Teks yang Disediakan ->
************
Ada yang berbeda di Pantai Indrayanti. Di pantai ini, ada penjual peyek rumput laut. Peyek ini sudah
dibungkus dalam kantong plastik kecil dan dijajakan berkeliling. Ibu-ibu
penjual peyek ini membawanya dalam kotak asongan berbarengan dengan dagangan
lainnya, makanan ringan juga. Ada kerupuk, keripik dan peyek jenis lainnya.
Peyek ini berwarna hijau. Berasal
dari rumput laut yang asli dari laut sekitar situ. Peyek ini mungkin juga cocok
disebut keripik, karena bahan rumput lautnya lebih banyak dari tepungnya.
Peyek-peyek lain yang saya kenal, bahan tepungnya lebih banyak dari bahan yang
menjadi identitasnya. Misalnya peyek kacang tanah atau kacang hijau.
Kacang-kacang itu ada di antara tepung yang mengeras karena digoreng.
Peyek rumput laut ini menarik
perhatian saya. Selain karena saya memang penggemar rumput laut, saya juga baru
kali ini menemukan rumput laut yang bisa diolah menjadi makanan seperti itu.
Saya pun membeli beberapa bungkus peyek dari seorang ibu pedagang.
************
Baris Data ->
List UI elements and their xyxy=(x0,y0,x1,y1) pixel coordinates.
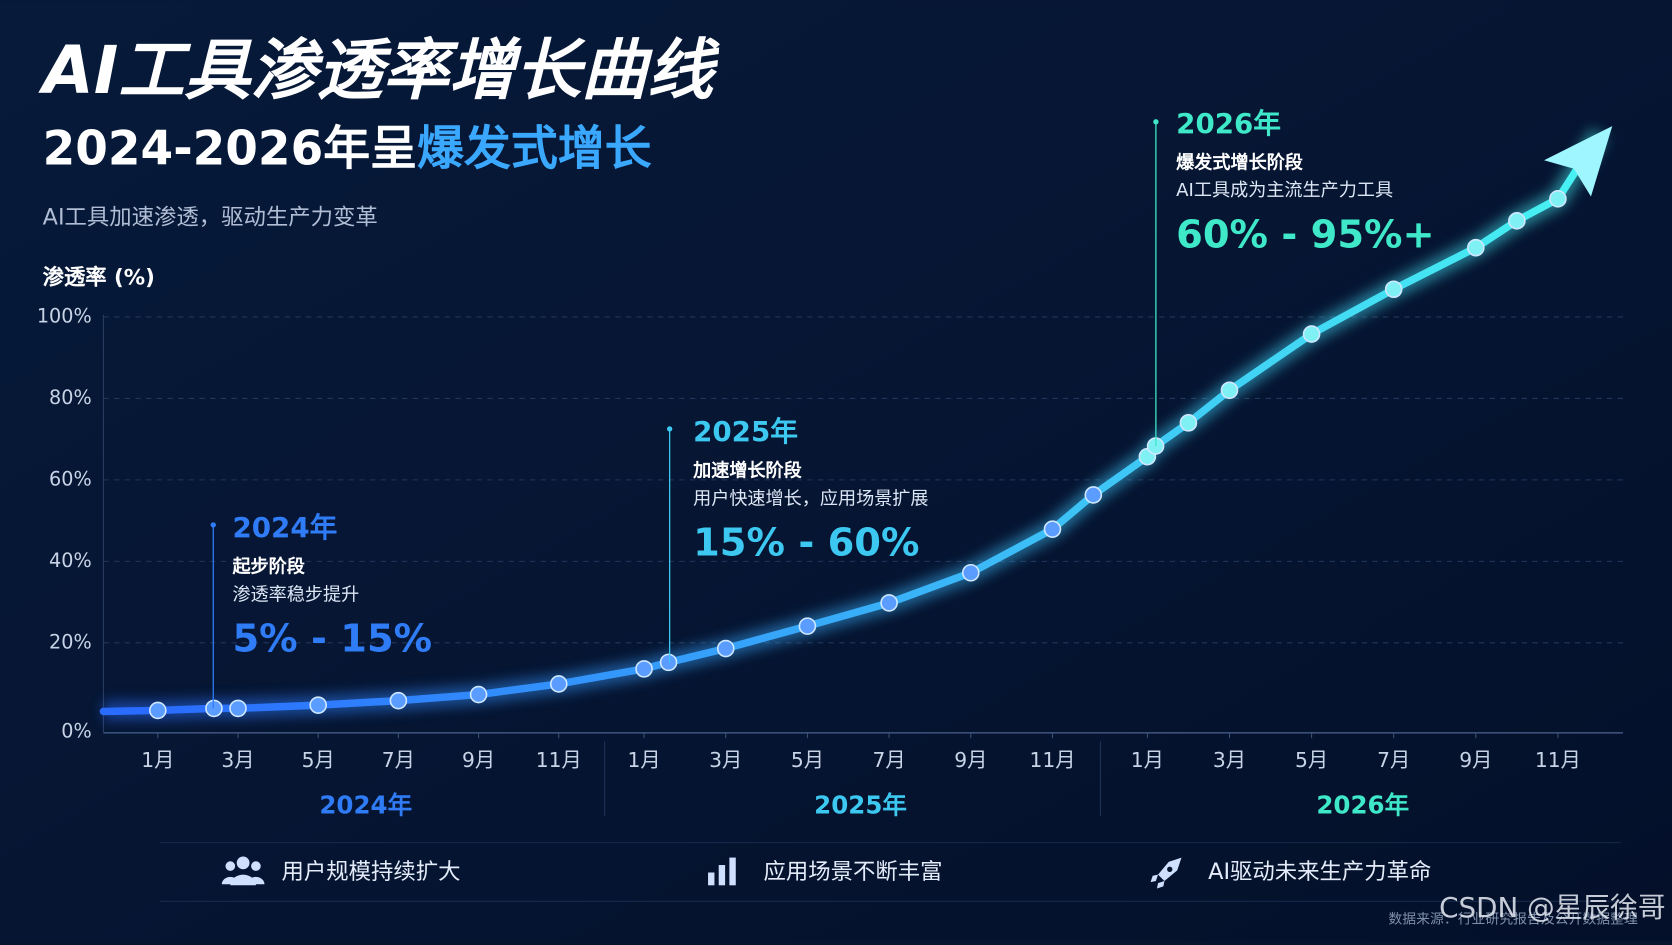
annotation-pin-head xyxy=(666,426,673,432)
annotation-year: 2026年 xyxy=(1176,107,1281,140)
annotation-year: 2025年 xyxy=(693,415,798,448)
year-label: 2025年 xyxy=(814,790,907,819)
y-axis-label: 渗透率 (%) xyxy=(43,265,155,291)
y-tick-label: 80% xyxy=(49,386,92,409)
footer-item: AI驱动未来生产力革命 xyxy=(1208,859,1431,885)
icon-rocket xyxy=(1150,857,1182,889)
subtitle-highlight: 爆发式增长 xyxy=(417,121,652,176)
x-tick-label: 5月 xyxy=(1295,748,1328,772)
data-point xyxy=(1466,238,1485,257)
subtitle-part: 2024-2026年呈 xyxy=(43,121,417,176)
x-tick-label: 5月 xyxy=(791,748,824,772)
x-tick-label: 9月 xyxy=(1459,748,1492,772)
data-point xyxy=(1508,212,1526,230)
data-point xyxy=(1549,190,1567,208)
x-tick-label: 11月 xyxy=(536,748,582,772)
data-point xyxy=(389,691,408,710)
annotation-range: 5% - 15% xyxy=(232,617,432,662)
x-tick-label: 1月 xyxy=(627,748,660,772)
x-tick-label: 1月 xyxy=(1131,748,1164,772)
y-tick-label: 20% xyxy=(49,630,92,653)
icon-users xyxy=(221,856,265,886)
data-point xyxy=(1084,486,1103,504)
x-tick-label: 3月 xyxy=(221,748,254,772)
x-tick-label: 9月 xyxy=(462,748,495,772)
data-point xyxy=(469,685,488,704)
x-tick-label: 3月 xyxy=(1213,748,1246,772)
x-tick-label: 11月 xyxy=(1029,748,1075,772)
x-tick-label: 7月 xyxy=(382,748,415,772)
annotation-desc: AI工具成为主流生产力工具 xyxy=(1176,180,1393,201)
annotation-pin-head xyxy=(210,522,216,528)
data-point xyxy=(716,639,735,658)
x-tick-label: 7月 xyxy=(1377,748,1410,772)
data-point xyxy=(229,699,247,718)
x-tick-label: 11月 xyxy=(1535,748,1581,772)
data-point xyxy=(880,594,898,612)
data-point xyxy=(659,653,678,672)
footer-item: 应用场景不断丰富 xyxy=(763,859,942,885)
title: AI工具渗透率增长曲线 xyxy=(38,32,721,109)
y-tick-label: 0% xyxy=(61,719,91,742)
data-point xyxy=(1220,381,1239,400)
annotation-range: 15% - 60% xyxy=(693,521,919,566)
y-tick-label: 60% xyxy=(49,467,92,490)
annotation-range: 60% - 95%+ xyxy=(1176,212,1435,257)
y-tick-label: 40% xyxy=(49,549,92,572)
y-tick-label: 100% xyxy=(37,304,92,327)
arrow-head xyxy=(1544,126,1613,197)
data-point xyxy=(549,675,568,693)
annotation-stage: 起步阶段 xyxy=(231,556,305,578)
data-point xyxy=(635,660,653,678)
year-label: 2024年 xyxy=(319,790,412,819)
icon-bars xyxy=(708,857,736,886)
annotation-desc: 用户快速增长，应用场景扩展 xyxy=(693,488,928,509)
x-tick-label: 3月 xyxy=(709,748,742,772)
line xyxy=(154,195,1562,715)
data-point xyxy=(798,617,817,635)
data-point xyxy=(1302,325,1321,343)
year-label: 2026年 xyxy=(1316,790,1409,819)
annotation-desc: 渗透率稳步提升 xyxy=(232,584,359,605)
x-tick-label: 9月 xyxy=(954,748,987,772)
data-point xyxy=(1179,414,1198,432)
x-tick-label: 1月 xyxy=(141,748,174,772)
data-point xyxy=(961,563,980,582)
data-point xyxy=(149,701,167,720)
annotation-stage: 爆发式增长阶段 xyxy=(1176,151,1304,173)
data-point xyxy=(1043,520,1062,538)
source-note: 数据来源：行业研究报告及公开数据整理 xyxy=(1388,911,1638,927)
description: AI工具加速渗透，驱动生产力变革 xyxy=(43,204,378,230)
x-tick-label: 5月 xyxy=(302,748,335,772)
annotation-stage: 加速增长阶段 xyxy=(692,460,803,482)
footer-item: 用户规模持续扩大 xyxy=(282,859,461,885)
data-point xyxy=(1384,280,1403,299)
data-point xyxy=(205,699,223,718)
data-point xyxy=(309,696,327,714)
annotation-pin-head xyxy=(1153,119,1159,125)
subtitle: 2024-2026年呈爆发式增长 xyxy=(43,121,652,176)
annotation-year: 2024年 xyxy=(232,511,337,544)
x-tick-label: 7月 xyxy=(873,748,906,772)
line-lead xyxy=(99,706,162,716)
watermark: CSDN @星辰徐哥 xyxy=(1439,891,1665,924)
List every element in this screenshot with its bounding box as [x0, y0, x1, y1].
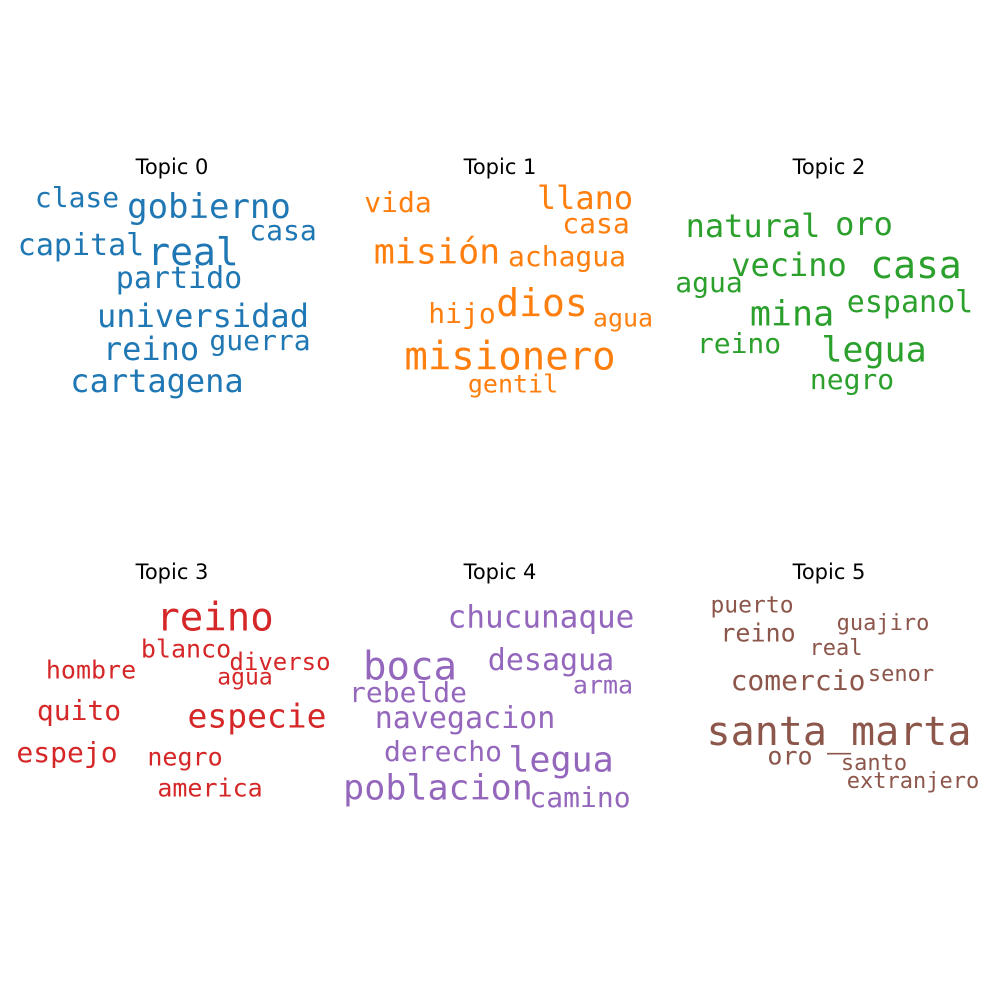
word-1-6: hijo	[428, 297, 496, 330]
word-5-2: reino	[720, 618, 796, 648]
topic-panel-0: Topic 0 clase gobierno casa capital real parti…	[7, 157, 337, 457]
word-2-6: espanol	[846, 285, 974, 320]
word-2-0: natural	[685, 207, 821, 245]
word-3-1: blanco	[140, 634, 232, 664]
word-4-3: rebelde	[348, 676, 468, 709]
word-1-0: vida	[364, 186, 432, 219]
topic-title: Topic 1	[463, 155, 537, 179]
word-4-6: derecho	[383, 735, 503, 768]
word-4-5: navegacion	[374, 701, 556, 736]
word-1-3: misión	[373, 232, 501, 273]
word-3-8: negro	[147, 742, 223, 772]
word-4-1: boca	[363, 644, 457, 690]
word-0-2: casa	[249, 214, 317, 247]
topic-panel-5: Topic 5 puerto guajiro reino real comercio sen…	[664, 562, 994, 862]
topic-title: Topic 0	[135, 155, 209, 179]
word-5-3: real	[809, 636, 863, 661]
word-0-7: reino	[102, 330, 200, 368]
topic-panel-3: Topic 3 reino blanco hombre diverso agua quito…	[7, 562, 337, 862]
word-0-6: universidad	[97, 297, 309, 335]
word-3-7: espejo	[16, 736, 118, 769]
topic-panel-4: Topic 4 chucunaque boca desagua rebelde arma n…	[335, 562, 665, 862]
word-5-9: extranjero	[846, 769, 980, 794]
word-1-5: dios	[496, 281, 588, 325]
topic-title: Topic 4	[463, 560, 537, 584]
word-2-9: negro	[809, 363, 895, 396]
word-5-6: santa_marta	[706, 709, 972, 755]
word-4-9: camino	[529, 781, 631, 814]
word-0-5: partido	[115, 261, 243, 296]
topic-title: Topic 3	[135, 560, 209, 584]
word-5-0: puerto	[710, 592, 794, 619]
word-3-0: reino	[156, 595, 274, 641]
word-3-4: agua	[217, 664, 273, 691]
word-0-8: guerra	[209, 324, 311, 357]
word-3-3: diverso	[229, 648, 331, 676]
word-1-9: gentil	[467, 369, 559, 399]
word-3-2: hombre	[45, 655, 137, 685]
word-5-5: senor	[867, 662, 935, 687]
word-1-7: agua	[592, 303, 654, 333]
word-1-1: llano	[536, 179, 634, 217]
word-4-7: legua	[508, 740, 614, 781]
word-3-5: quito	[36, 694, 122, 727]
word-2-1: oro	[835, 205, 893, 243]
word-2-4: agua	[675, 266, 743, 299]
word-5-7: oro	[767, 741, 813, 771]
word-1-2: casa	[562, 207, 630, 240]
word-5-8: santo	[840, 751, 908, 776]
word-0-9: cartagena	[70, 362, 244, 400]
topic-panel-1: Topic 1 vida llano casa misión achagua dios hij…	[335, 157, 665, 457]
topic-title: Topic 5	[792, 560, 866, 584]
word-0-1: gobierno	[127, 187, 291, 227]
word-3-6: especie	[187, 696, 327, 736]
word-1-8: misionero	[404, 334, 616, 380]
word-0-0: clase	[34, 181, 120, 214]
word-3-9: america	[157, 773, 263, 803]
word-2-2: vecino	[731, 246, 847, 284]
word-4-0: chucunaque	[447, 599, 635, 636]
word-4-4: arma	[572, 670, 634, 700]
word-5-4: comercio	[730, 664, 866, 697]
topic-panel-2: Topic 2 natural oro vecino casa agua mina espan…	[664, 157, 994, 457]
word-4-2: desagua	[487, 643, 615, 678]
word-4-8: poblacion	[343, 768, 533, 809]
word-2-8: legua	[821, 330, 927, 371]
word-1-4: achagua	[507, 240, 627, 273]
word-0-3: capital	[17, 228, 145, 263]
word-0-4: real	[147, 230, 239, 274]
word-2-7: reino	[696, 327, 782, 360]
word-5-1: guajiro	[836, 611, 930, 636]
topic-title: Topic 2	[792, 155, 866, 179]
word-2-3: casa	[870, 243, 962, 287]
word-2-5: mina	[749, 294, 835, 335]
************
Kerjakan Berikut Ini ->
[A] Menurut teks tentang peyek rumput laut, apa alasan peyek tersebut mungkin juga cocok disebut keripik?
[B] Sebutkan semua jenis peyek yang disebut namanya dalam teks tentang peyek rumput laut.
[C] Salinlah dari teks tentang peyek rumput laut bagian yang diawali dengan kata-kata yang memuat "Peyek-peyek lain yang" dan diakhiri dengan "makanan seperti itu.".
Jawablah hanya berdasarkan teks, tanpa merujuk pada listing.

Jawaban yang Diharapkan ->
[A] Karena bahan rumput lautnya lebih banyak daripada tepungnya.

[B] Peyek rumput laut, peyek kacang tanah, dan peyek kacang hijau.

[C]
Peyek-peyek lain yang saya kenal, bahan tepungnya lebih banyak dari bahan yang
menjadi identitasnya. Misalnya peyek kacang tanah atau kacang hijau.
Kacang-kacang itu ada di antara tepung yang mengeras karena digoreng.
Peyek rumput laut ini menarik
perhatian saya. Selain karena saya memang penggemar rumput laut, saya juga baru
kali ini menemukan rumput laut yang bisa diolah menjadi makanan seperti itu.